▶ Exercise text:
An interesting think about Star Trek...  You had Scotty, and also McCoy - a Scottish name.  And "Kirk" is probably Scottish.  Otherwise, the rest of the characters represent the diversity of Earth, like Black Uhuru and the Ruskie.  Does this predominance of Scots represent the spreading of Scottish Undustrial Revolution / Enlightenment to the rest of the Uiverse?  Or does it mean that Roddeenbury was Scottis, himslef?  I don't know if Roddenbery was Scottish, but look at this. Hmmmm...!

In this 1960 version, where humans evolved into evil morlocks and dumb Swedes, (the Eloi), the idea that part of humanity had become conditioned to fleeing into fallout shelters, any time they heard sirens, was expert.  I don't recall, from the book, if this idea came from Wells.  The book was published in 1895, so probably not.

But war was an important theme to Wells, who wrote, "War of the Worlds," as pre-WW1 xenophobia overtook Britain, while less fictional books by other authors came out, warning of the coming belligerent Germany, with yet no real hard evidence to back them up.  Rather like today's paranoia over China, by some in the USA.  It's all about how empires tend to sense the rise of new, challenging empires.  Subconsciously.

By the way, the 2002 version sometimes reminded me of Spielberg's, "War of the Worlds."  Interestingly, Spielberg partly modelled that rednition of H.G. Wells', "War of the Worlds," on the rise of German NAZIism and it's consumptive persecution of Jews.  So, everything comes back around, in time.  It soemtimes puzzles me, how writers like Wells and Verne could come up with such amazing, fantastic books, all so relevant to now.  And I came up with this answer:

1 - They were rich and had time on their hands, and they knew a lot of important people.  2 - Of course they were curious geniusues.  3 - Works such as these had never been done before - it was an open season field day.  4 - Much of the time, they simply extrapolated from real life.  For example, in War of the Worlds, Well's introduces the idea that the aliens die from some Ertly virus, or such.  Well, how different is that to soldiers dying of smallpox, or such, upon arriving at some insulated, island-country?  Earth Island.

▶ Stored data:
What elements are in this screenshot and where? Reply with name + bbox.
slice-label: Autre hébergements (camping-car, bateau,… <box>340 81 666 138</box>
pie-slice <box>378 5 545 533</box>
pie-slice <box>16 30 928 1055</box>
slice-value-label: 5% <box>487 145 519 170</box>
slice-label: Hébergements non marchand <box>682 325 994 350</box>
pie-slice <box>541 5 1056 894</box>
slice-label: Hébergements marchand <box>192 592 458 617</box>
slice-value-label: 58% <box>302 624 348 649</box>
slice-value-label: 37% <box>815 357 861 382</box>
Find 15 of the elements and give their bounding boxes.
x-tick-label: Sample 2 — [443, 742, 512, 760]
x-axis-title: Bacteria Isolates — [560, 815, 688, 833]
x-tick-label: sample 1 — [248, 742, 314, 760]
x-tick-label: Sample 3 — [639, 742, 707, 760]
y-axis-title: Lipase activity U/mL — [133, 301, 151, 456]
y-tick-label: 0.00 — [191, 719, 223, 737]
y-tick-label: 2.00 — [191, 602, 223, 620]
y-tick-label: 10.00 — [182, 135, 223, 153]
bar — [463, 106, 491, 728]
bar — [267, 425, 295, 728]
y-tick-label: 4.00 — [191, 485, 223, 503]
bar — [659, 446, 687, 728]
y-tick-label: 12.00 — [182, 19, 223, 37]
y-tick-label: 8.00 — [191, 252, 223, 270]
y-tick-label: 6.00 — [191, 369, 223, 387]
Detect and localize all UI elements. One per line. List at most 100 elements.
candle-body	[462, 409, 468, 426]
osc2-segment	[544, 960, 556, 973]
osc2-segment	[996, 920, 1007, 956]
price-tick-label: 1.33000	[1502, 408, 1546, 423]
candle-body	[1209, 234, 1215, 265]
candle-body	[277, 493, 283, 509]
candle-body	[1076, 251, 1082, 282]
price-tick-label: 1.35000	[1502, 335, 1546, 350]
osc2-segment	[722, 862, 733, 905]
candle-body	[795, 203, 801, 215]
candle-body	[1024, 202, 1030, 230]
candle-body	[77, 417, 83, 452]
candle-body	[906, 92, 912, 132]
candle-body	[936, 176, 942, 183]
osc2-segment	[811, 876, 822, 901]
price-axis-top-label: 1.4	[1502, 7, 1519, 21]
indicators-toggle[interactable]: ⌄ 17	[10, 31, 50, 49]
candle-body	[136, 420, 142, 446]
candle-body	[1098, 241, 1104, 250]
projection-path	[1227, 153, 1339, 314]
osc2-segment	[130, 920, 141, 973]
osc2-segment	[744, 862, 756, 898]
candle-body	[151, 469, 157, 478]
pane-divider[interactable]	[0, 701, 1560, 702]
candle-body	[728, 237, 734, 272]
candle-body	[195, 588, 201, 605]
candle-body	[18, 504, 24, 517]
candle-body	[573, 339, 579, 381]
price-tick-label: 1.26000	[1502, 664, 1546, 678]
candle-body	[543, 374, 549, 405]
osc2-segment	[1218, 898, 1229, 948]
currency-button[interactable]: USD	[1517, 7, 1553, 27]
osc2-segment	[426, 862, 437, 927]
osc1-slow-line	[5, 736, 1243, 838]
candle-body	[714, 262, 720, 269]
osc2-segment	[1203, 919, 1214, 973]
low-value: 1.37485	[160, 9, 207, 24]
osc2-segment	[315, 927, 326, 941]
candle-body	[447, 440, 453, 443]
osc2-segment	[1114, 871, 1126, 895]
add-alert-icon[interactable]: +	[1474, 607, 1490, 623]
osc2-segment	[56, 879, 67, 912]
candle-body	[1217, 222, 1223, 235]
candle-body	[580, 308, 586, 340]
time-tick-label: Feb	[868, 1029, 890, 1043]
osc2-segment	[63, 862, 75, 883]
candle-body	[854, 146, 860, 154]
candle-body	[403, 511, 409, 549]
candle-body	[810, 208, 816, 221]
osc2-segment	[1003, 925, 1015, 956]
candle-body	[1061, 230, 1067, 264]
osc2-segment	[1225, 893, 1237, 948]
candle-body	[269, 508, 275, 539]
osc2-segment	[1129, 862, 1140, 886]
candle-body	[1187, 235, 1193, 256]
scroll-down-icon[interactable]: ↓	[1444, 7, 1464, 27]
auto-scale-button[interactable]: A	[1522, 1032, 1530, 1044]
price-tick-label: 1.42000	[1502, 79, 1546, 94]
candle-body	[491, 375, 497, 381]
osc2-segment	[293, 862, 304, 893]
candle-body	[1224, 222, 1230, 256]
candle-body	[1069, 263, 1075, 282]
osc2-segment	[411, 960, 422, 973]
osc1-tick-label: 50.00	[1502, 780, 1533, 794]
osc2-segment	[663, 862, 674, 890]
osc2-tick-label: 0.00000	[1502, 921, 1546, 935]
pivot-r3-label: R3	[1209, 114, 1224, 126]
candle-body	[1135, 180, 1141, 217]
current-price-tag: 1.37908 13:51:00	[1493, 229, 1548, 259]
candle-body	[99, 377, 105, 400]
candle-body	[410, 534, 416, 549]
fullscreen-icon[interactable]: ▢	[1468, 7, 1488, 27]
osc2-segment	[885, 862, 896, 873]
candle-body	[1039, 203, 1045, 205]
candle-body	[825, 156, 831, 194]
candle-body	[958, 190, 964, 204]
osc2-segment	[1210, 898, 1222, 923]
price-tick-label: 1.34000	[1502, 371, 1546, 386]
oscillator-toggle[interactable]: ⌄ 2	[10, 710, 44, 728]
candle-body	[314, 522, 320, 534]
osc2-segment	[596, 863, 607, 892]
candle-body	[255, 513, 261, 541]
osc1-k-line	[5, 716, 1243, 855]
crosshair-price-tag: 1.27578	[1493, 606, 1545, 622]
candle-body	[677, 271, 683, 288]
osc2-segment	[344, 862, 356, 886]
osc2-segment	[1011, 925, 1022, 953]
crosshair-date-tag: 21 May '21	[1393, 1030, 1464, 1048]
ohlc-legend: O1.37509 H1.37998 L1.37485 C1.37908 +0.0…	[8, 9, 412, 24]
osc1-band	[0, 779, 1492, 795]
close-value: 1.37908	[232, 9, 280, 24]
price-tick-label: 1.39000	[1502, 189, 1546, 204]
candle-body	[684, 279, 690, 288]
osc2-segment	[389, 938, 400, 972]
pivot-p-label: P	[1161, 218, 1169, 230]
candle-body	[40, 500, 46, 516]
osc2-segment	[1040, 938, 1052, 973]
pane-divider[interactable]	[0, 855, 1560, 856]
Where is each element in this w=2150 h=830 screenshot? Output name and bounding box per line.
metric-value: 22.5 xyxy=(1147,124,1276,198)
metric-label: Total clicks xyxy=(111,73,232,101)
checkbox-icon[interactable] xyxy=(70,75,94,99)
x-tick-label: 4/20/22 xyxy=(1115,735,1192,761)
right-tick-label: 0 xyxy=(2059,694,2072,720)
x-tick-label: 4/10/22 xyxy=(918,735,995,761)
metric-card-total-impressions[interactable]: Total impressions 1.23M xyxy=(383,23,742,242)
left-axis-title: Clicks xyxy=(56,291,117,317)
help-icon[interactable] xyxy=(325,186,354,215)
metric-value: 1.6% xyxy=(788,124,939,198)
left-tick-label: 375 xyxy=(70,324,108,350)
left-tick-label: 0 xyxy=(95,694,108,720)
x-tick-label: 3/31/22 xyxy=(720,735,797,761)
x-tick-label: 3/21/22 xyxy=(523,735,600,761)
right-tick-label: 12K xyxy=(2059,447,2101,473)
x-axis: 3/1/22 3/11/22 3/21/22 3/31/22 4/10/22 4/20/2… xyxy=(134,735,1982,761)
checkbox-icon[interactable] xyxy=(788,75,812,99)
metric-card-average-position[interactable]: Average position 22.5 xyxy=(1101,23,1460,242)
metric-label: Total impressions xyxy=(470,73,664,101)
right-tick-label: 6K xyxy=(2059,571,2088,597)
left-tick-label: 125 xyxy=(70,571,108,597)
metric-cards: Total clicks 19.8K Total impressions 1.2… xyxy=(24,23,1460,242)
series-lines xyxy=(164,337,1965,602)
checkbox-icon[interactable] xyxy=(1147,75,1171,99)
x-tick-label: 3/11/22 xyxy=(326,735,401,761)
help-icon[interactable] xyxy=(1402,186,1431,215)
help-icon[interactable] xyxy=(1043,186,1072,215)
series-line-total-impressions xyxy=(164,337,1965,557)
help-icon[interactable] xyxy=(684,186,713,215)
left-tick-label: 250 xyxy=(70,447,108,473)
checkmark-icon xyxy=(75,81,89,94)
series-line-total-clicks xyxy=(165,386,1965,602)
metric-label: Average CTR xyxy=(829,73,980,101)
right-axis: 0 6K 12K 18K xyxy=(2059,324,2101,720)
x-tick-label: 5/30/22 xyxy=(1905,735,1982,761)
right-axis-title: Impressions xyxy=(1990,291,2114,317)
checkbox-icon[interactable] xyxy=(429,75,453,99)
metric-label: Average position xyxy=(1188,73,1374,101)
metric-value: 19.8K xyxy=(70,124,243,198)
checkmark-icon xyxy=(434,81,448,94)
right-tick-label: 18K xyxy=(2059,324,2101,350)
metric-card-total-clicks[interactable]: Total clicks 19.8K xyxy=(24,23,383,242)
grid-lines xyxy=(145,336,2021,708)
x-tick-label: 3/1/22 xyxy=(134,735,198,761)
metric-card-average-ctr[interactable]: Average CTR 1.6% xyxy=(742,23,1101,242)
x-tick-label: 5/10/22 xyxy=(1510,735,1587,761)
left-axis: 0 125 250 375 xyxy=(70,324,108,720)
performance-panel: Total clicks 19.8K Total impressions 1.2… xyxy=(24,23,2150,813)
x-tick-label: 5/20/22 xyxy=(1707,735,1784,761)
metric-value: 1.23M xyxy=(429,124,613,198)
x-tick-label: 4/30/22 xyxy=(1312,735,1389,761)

▶ Actions to take:
- a) Answer these questions from the post on Star Trek and Wells, one line each, marked to match:
(i) Which character other than Scotty does the post say has a Scottish name?
(ii) In what year does the post say the book was published?
(iii) On what did Spielberg partly model his rendition of "War of the Worlds," according to the post?
- b) Please return the passage of the post on Star Trek and Wells starting with "An interesting think" and going on through "at this. Hmmmm...!", copied word for word.

▶ Answers:
- a)
(i) McCoy
(ii) 1895
(iii) The rise of German Nazism and its persecution of Jews

- b)
An interesting think about Star Trek...  You had Scotty, and also McCoy - a Scottish name.  And "Kirk" is probably Scottish.  Otherwise, the rest of the characters represent the diversity of Earth, like Black Uhuru and the Ruskie.  Does this predominance of Scots represent the spreading of Scottish Undustrial Revolution / Enlightenment to the rest of the Uiverse?  Or does it mean that Roddeenbury was Scottis, himslef?  I don't know if Roddenbery was Scottish, but look at this. Hmmmm...!